> **What you are asked to do**
Copy the records below exactly, leaving out every picture.

> **Input**
────────────────

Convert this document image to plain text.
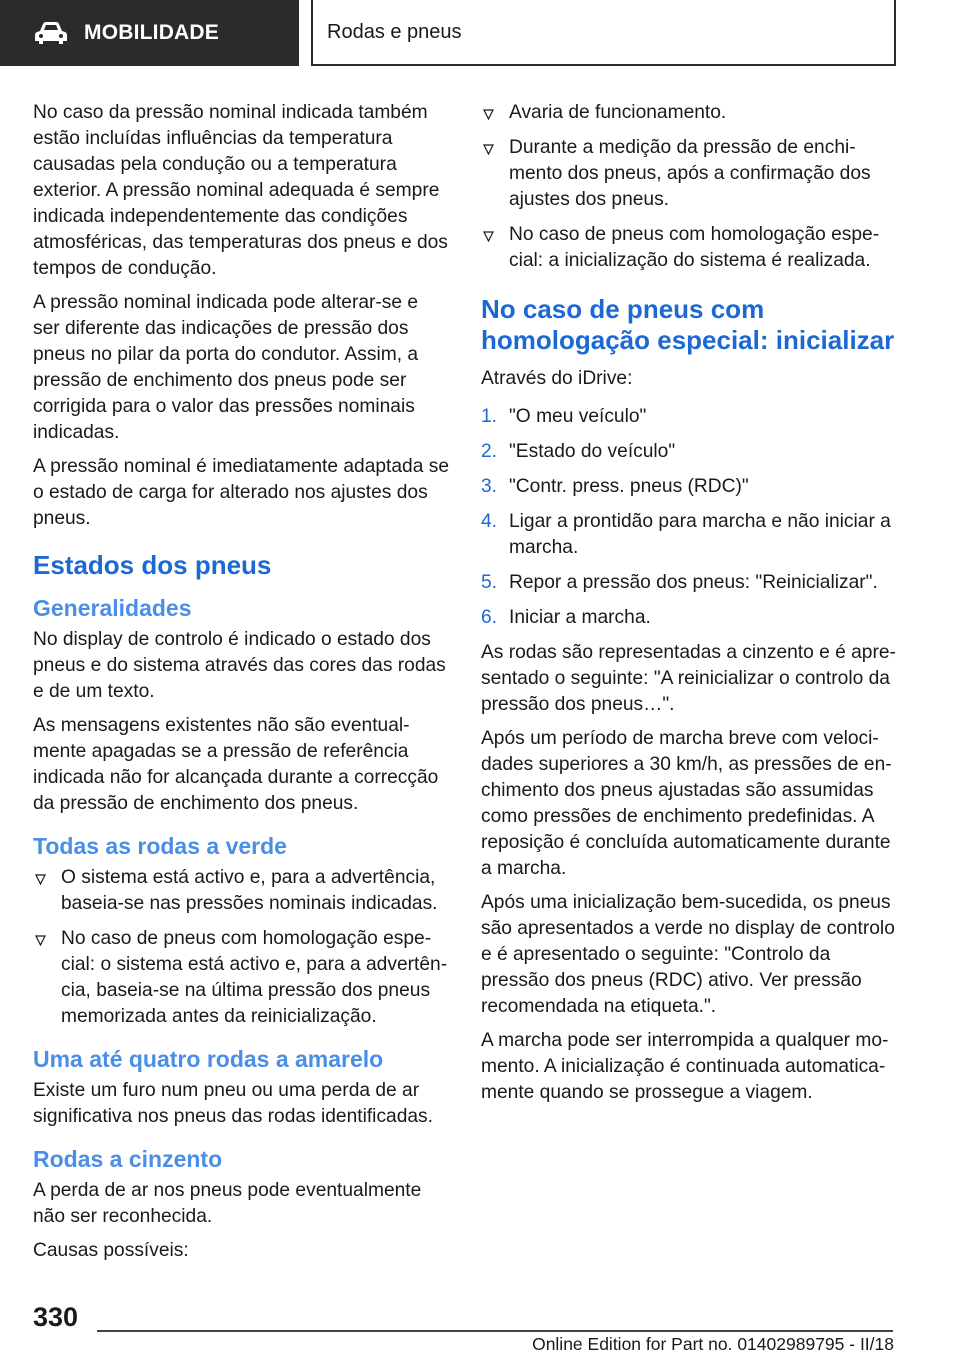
MOBILIDADE	Rodas e pneus

No caso da pressão nominal indicada também estão incluídas influências da temperatura causadas pela condução ou a temperatura exterior. A pressão nominal adequada é sempre indicada independentemente das condições atmosféricas, das temperaturas dos pneus e dos tempos de condução.

A pressão nominal indicada pode alterar-se e ser diferente das indicações de pressão dos pneus no pilar da porta do condutor. Assim, a pressão de enchimento dos pneus pode ser corrigida para o valor das pressões nominais indicadas.

A pressão nominal é imediatamente adaptada se o estado de carga for alterado nos ajustes dos pneus.

Estados dos pneus
Generalidades

No display de controlo é indicado o estado dos pneus e do sistema através das cores das rodas e de um texto.

As mensagens existentes não são eventualmente apagadas se a pressão de referência indicada não for alcançada durante a correcção da pressão de enchimento dos pneus.

Todas as rodas a verde
O sistema está activo e, para a advertência, baseia-se nas pressões nominais indicadas.
No caso de pneus com homologação especial: o sistema está activo e, para a advertência, baseia-se na última pressão dos pneus memorizada antes da reinicialização.
Uma até quatro rodas a amarelo

Existe um furo num pneu ou uma perda de ar significativa nos pneus das rodas identificadas.

Rodas a cinzento

A perda de ar nos pneus pode eventualmente não ser reconhecida.

Causas possíveis:

Avaria de funcionamento.
Durante a medição da pressão de enchimento dos pneus, após a confirmação dos ajustes dos pneus.
No caso de pneus com homologação especial: a inicialização do sistema é realizada.
No caso de pneus com homologação especial: inicializar

Através do iDrive:

1. "O meu veículo"
2. "Estado do veículo"
3. "Contr. press. pneus (RDC)"
4. Ligar a prontidão para marcha e não iniciar a marcha.
5. Repor a pressão dos pneus: "Reinicializar".
6. Iniciar a marcha.

As rodas são representadas a cinzento e é apresentado o seguinte: "A reinicializar o controlo da pressão dos pneus…".

Após um período de marcha breve com velocidades superiores a 30 km/h, as pressões de enchimento dos pneus ajustadas são assumidas como pressões de enchimento predefinidas. A reposição é concluída automaticamente durante a marcha.

Após uma inicialização bem-sucedida, os pneus são apresentados a verde no display de controlo e é apresentado o seguinte: "Controlo da pressão dos pneus (RDC) ativo. Ver pressão recomendada na etiqueta.".

A marcha pode ser interrompida a qualquer momento. A inicialização é continuada automaticamente quando se prossegue a viagem.

330
Online Edition for Part no. 01402989795 - II/18
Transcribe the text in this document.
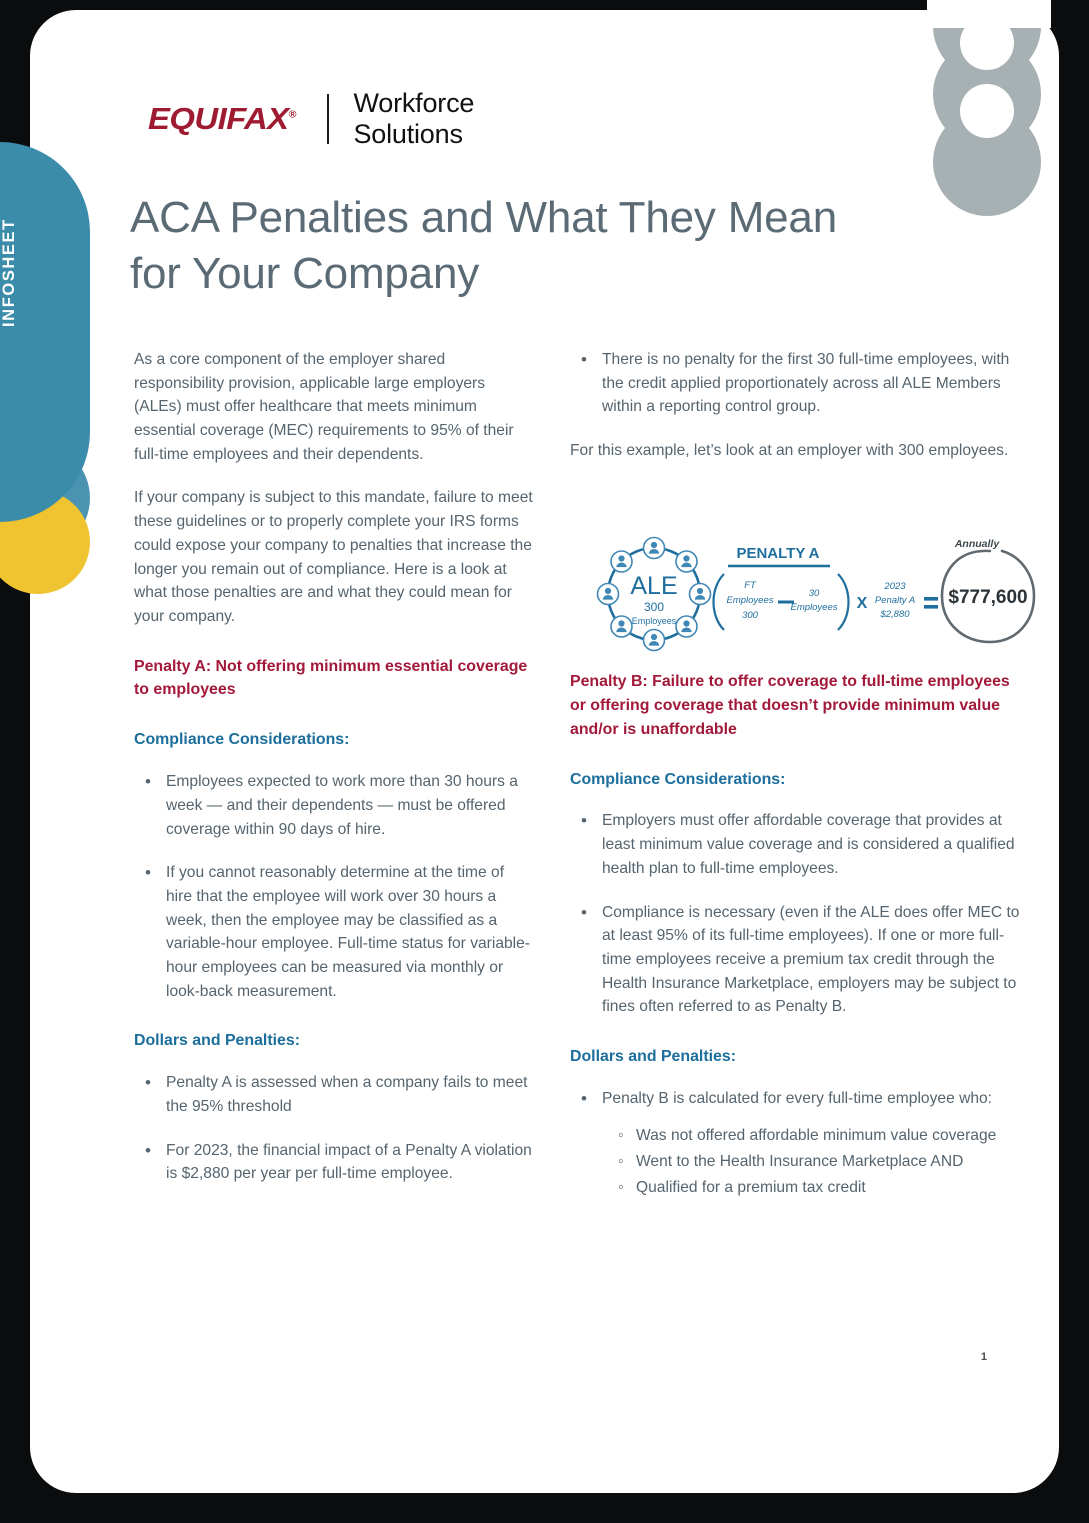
INFOSHEET
EQUIFAX® Workforce
Solutions
ACA Penalties and What They Mean for Your Company

As a core component of the employer shared responsibility provision, applicable large employers (ALEs) must offer healthcare that meets minimum essential coverage (MEC) requirements to 95% of their full-time employees and their dependents.

If your company is subject to this mandate, failure to meet these guidelines or to properly complete your IRS forms could expose your company to penalties that increase the longer you remain out of compliance. Here is a look at what those penalties are and what they could mean for your company.

Penalty A: Not offering minimum essential coverage to employees
Compliance Considerations:
• Employees expected to work more than 30 hours a week — and their dependents — must be offered coverage within 90 days of hire.
• If you cannot reasonably determine at the time of hire that the employee will work over 30 hours a week, then the employee may be classified as a variable-hour employee. Full-time status for variable-hour employees can be measured via monthly or look-back measurement.
Dollars and Penalties:
• Penalty A is assessed when a company fails to meet the 95% threshold
• For 2023, the financial impact of a Penalty A violation is $2,880 per year per full-time employee.
• There is no penalty for the first 30 full-time employees, with the credit applied proportionately across all ALE Members within a reporting control group.

For this example, let’s look at an employer with 300 employees.

ALE
300
Employees
PENALTY A
FT
Employees
300
30
Employees X
2023
Penalty A
$2,880
Annually
$777,600
Penalty B: Failure to offer coverage to full-time employees or offering coverage that doesn’t provide minimum value and/or is unaffordable
Compliance Considerations:
• Employers must offer affordable coverage that provides at least minimum value coverage and is considered a qualified health plan to full-time employees.
• Compliance is necessary (even if the ALE does offer MEC to at least 95% of its full-time employees). If one or more full-time employees receive a premium tax credit through the Health Insurance Marketplace, employers may be subject to fines often referred to as Penalty B.
Dollars and Penalties:
• Penalty B is calculated for every full-time employee who:
◦ Was not offered affordable minimum value coverage
◦ Went to the Health Insurance Marketplace AND
◦ Qualified for a premium tax credit
1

────────────────

> **Solved problem**
Convert this document image to plain text.
MOBILIDADE	Rodas e pneus

No caso da pressão nominal indicada também estão incluídas influências da temperatura causadas pela condução ou a temperatura exterior. A pressão nominal adequada é sempre indicada independentemente das condições atmosféricas, das temperaturas dos pneus e dos tempos de condução.

A pressão nominal indicada pode alterar-se e ser diferente das indicações de pressão dos pneus no pilar da porta do condutor. Assim, a pressão de enchimento dos pneus pode ser corrigida para o valor das pressões nominais indicadas.

A pressão nominal é imediatamente adaptada se o estado de carga for alterado nos ajustes dos pneus.

Estados dos pneus
Generalidades

No display de controlo é indicado o estado dos pneus e do sistema através das cores das rodas e de um texto.

As mensagens existentes não são eventualmente apagadas se a pressão de referência indicada não for alcançada durante a correcção da pressão de enchimento dos pneus.

Todas as rodas a verde
O sistema está activo e, para a advertência, baseia-se nas pressões nominais indicadas.
No caso de pneus com homologação especial: o sistema está activo e, para a advertência, baseia-se na última pressão dos pneus memorizada antes da reinicialização.
Uma até quatro rodas a amarelo

Existe um furo num pneu ou uma perda de ar significativa nos pneus das rodas identificadas.

Rodas a cinzento

A perda de ar nos pneus pode eventualmente não ser reconhecida.

Causas possíveis:

Avaria de funcionamento.
Durante a medição da pressão de enchimento dos pneus, após a confirmação dos ajustes dos pneus.
No caso de pneus com homologação especial: a inicialização do sistema é realizada.
No caso de pneus com homologação especial: inicializar

Através do iDrive:

1. "O meu veículo"
2. "Estado do veículo"
3. "Contr. press. pneus (RDC)"
4. Ligar a prontidão para marcha e não iniciar a marcha.
5. Repor a pressão dos pneus: "Reinicializar".
6. Iniciar a marcha.

As rodas são representadas a cinzento e é apresentado o seguinte: "A reinicializar o controlo da pressão dos pneus…".

Após um período de marcha breve com velocidades superiores a 30 km/h, as pressões de enchimento dos pneus ajustadas são assumidas como pressões de enchimento predefinidas. A reposição é concluída automaticamente durante a marcha.

Após uma inicialização bem-sucedida, os pneus são apresentados a verde no display de controlo e é apresentado o seguinte: "Controlo da pressão dos pneus (RDC) ativo. Ver pressão recomendada na etiqueta.".

A marcha pode ser interrompida a qualquer momento. A inicialização é continuada automaticamente quando se prossegue a viagem.

330
Online Edition for Part no. 01402989795 - II/18
Transcribe the text in this document.
INFOSHEET
EQUIFAX® Workforce
Solutions
ACA Penalties and What They Mean for Your Company

As a core component of the employer shared responsibility provision, applicable large employers (ALEs) must offer healthcare that meets minimum essential coverage (MEC) requirements to 95% of their full-time employees and their dependents.

If your company is subject to this mandate, failure to meet these guidelines or to properly complete your IRS forms could expose your company to penalties that increase the longer you remain out of compliance. Here is a look at what those penalties are and what they could mean for your company.

Penalty A: Not offering minimum essential coverage to employees
Compliance Considerations:
• Employees expected to work more than 30 hours a week — and their dependents — must be offered coverage within 90 days of hire.
• If you cannot reasonably determine at the time of hire that the employee will work over 30 hours a week, then the employee may be classified as a variable-hour employee. Full-time status for variable-hour employees can be measured via monthly or look-back measurement.
Dollars and Penalties:
• Penalty A is assessed when a company fails to meet the 95% threshold
• For 2023, the financial impact of a Penalty A violation is $2,880 per year per full-time employee.
• There is no penalty for the first 30 full-time employees, with the credit applied proportionately across all ALE Members within a reporting control group.

For this example, let’s look at an employer with 300 employees.

ALE
300
Employees
PENALTY A
FT
Employees
300
30
Employees X
2023
Penalty A
$2,880
Annually
$777,600
Penalty B: Failure to offer coverage to full-time employees or offering coverage that doesn’t provide minimum value and/or is unaffordable
Compliance Considerations:
• Employers must offer affordable coverage that provides at least minimum value coverage and is considered a qualified health plan to full-time employees.
• Compliance is necessary (even if the ALE does offer MEC to at least 95% of its full-time employees). If one or more full-time employees receive a premium tax credit through the Health Insurance Marketplace, employers may be subject to fines often referred to as Penalty B.
Dollars and Penalties:
• Penalty B is calculated for every full-time employee who:
◦ Was not offered affordable minimum value coverage
◦ Went to the Health Insurance Marketplace AND
◦ Qualified for a premium tax credit
1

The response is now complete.